# Problem description
Exactly repeat all the records below, omitting the images they hold.

# Data entries for graphics
[start]

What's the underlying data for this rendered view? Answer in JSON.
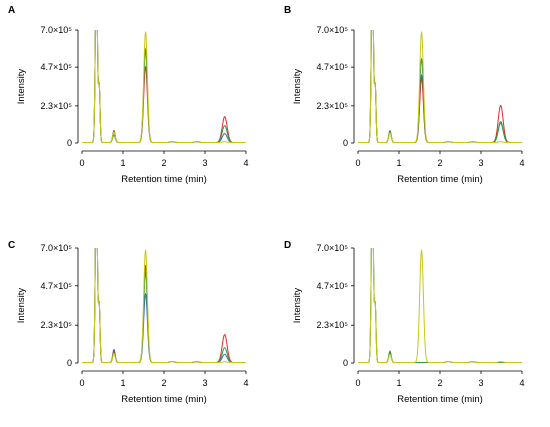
{
  "chart_data": [
    {
      "panel": "A",
      "type": "line",
      "xlabel": "Retention time (min)",
      "ylabel": "Intensity",
      "xlim": [
        0,
        4
      ],
      "ylim": [
        0,
        700000
      ],
      "xticks": [
        "0",
        "1",
        "2",
        "3",
        "4"
      ],
      "yticks": [
        {
          "value": 0,
          "label": "0"
        },
        {
          "value": 230000,
          "label": "2.3×10⁵"
        },
        {
          "value": 470000,
          "label": "4.7×10⁵"
        },
        {
          "value": 700000,
          "label": "7.0×10⁵"
        }
      ],
      "grid": false,
      "legend": "none",
      "series": [
        {
          "color": "#3a6fb0",
          "void": 700000,
          "p08": 48000,
          "main": 580000,
          "late": 55000
        },
        {
          "color": "#d7302a",
          "void": 700000,
          "p08": 75000,
          "main": 470000,
          "late": 160000
        },
        {
          "color": "#2e9a46",
          "void": 700000,
          "p08": 72000,
          "main": 580000,
          "late": 105000
        },
        {
          "color": "#c8c813",
          "void": 700000,
          "p08": 65000,
          "main": 685000,
          "late": 5000
        }
      ]
    },
    {
      "panel": "B",
      "type": "line",
      "xlabel": "Retention time (min)",
      "ylabel": "Intensity",
      "xlim": [
        0,
        4
      ],
      "ylim": [
        0,
        700000
      ],
      "xticks": [
        "0",
        "1",
        "2",
        "3",
        "4"
      ],
      "yticks": [
        {
          "value": 0,
          "label": "0"
        },
        {
          "value": 230000,
          "label": "2.3×10⁵"
        },
        {
          "value": 470000,
          "label": "4.7×10⁵"
        },
        {
          "value": 700000,
          "label": "7.0×10⁵"
        }
      ],
      "grid": false,
      "legend": "none",
      "series": [
        {
          "color": "#3a6fb0",
          "void": 700000,
          "p08": 65000,
          "main": 420000,
          "late": 120000
        },
        {
          "color": "#d7302a",
          "void": 700000,
          "p08": 70000,
          "main": 400000,
          "late": 230000
        },
        {
          "color": "#2e9a46",
          "void": 700000,
          "p08": 75000,
          "main": 520000,
          "late": 130000
        },
        {
          "color": "#c8c813",
          "void": 700000,
          "p08": 60000,
          "main": 685000,
          "late": 5000
        }
      ]
    },
    {
      "panel": "C",
      "type": "line",
      "xlabel": "Retention time (min)",
      "ylabel": "Intensity",
      "xlim": [
        0,
        4
      ],
      "ylim": [
        0,
        700000
      ],
      "xticks": [
        "0",
        "1",
        "2",
        "3",
        "4"
      ],
      "yticks": [
        {
          "value": 0,
          "label": "0"
        },
        {
          "value": 230000,
          "label": "2.3×10⁵"
        },
        {
          "value": 470000,
          "label": "4.7×10⁵"
        },
        {
          "value": 700000,
          "label": "7.0×10⁵"
        }
      ],
      "grid": false,
      "legend": "none",
      "series": [
        {
          "color": "#3a6fb0",
          "void": 700000,
          "p08": 80000,
          "main": 420000,
          "late": 50000
        },
        {
          "color": "#d7302a",
          "void": 700000,
          "p08": 70000,
          "main": 590000,
          "late": 170000
        },
        {
          "color": "#2e9a46",
          "void": 700000,
          "p08": 60000,
          "main": 550000,
          "late": 90000
        },
        {
          "color": "#c8c813",
          "void": 700000,
          "p08": 55000,
          "main": 685000,
          "late": 5000
        }
      ]
    },
    {
      "panel": "D",
      "type": "line",
      "xlabel": "Retention time (min)",
      "ylabel": "Intensity",
      "xlim": [
        0,
        4
      ],
      "ylim": [
        0,
        700000
      ],
      "xticks": [
        "0",
        "1",
        "2",
        "3",
        "4"
      ],
      "yticks": [
        {
          "value": 0,
          "label": "0"
        },
        {
          "value": 230000,
          "label": "2.3×10⁵"
        },
        {
          "value": 470000,
          "label": "4.7×10⁵"
        },
        {
          "value": 700000,
          "label": "7.0×10⁵"
        }
      ],
      "grid": false,
      "legend": "none",
      "series": [
        {
          "color": "#3a6fb0",
          "void": 700000,
          "p08": 60000,
          "main": 0,
          "late": 0
        },
        {
          "color": "#2e9a46",
          "void": 700000,
          "p08": 70000,
          "main": 0,
          "late": 0
        },
        {
          "color": "#c8c813",
          "void": 700000,
          "p08": 50000,
          "main": 685000,
          "late": 5000
        }
      ]
    }
  ]
}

[end]

# Finished answer
What's the underlying data for this rendered view? Answer in JSON.
{
  "chart_data": [
    {
      "panel": "A",
      "type": "line",
      "xlabel": "Retention time (min)",
      "ylabel": "Intensity",
      "xlim": [
        0,
        4
      ],
      "ylim": [
        0,
        700000
      ],
      "xticks": [
        "0",
        "1",
        "2",
        "3",
        "4"
      ],
      "yticks": [
        {
          "value": 0,
          "label": "0"
        },
        {
          "value": 230000,
          "label": "2.3×10⁵"
        },
        {
          "value": 470000,
          "label": "4.7×10⁵"
        },
        {
          "value": 700000,
          "label": "7.0×10⁵"
        }
      ],
      "grid": false,
      "legend": "none",
      "series": [
        {
          "color": "#3a6fb0",
          "void": 700000,
          "p08": 48000,
          "main": 580000,
          "late": 55000
        },
        {
          "color": "#d7302a",
          "void": 700000,
          "p08": 75000,
          "main": 470000,
          "late": 160000
        },
        {
          "color": "#2e9a46",
          "void": 700000,
          "p08": 72000,
          "main": 580000,
          "late": 105000
        },
        {
          "color": "#c8c813",
          "void": 700000,
          "p08": 65000,
          "main": 685000,
          "late": 5000
        }
      ]
    },
    {
      "panel": "B",
      "type": "line",
      "xlabel": "Retention time (min)",
      "ylabel": "Intensity",
      "xlim": [
        0,
        4
      ],
      "ylim": [
        0,
        700000
      ],
      "xticks": [
        "0",
        "1",
        "2",
        "3",
        "4"
      ],
      "yticks": [
        {
          "value": 0,
          "label": "0"
        },
        {
          "value": 230000,
          "label": "2.3×10⁵"
        },
        {
          "value": 470000,
          "label": "4.7×10⁵"
        },
        {
          "value": 700000,
          "label": "7.0×10⁵"
        }
      ],
      "grid": false,
      "legend": "none",
      "series": [
        {
          "color": "#3a6fb0",
          "void": 700000,
          "p08": 65000,
          "main": 420000,
          "late": 120000
        },
        {
          "color": "#d7302a",
          "void": 700000,
          "p08": 70000,
          "main": 400000,
          "late": 230000
        },
        {
          "color": "#2e9a46",
          "void": 700000,
          "p08": 75000,
          "main": 520000,
          "late": 130000
        },
        {
          "color": "#c8c813",
          "void": 700000,
          "p08": 60000,
          "main": 685000,
          "late": 5000
        }
      ]
    },
    {
      "panel": "C",
      "type": "line",
      "xlabel": "Retention time (min)",
      "ylabel": "Intensity",
      "xlim": [
        0,
        4
      ],
      "ylim": [
        0,
        700000
      ],
      "xticks": [
        "0",
        "1",
        "2",
        "3",
        "4"
      ],
      "yticks": [
        {
          "value": 0,
          "label": "0"
        },
        {
          "value": 230000,
          "label": "2.3×10⁵"
        },
        {
          "value": 470000,
          "label": "4.7×10⁵"
        },
        {
          "value": 700000,
          "label": "7.0×10⁵"
        }
      ],
      "grid": false,
      "legend": "none",
      "series": [
        {
          "color": "#3a6fb0",
          "void": 700000,
          "p08": 80000,
          "main": 420000,
          "late": 50000
        },
        {
          "color": "#d7302a",
          "void": 700000,
          "p08": 70000,
          "main": 590000,
          "late": 170000
        },
        {
          "color": "#2e9a46",
          "void": 700000,
          "p08": 60000,
          "main": 550000,
          "late": 90000
        },
        {
          "color": "#c8c813",
          "void": 700000,
          "p08": 55000,
          "main": 685000,
          "late": 5000
        }
      ]
    },
    {
      "panel": "D",
      "type": "line",
      "xlabel": "Retention time (min)",
      "ylabel": "Intensity",
      "xlim": [
        0,
        4
      ],
      "ylim": [
        0,
        700000
      ],
      "xticks": [
        "0",
        "1",
        "2",
        "3",
        "4"
      ],
      "yticks": [
        {
          "value": 0,
          "label": "0"
        },
        {
          "value": 230000,
          "label": "2.3×10⁵"
        },
        {
          "value": 470000,
          "label": "4.7×10⁵"
        },
        {
          "value": 700000,
          "label": "7.0×10⁵"
        }
      ],
      "grid": false,
      "legend": "none",
      "series": [
        {
          "color": "#3a6fb0",
          "void": 700000,
          "p08": 60000,
          "main": 0,
          "late": 0
        },
        {
          "color": "#2e9a46",
          "void": 700000,
          "p08": 70000,
          "main": 0,
          "late": 0
        },
        {
          "color": "#c8c813",
          "void": 700000,
          "p08": 50000,
          "main": 685000,
          "late": 5000
        }
      ]
    }
  ]
}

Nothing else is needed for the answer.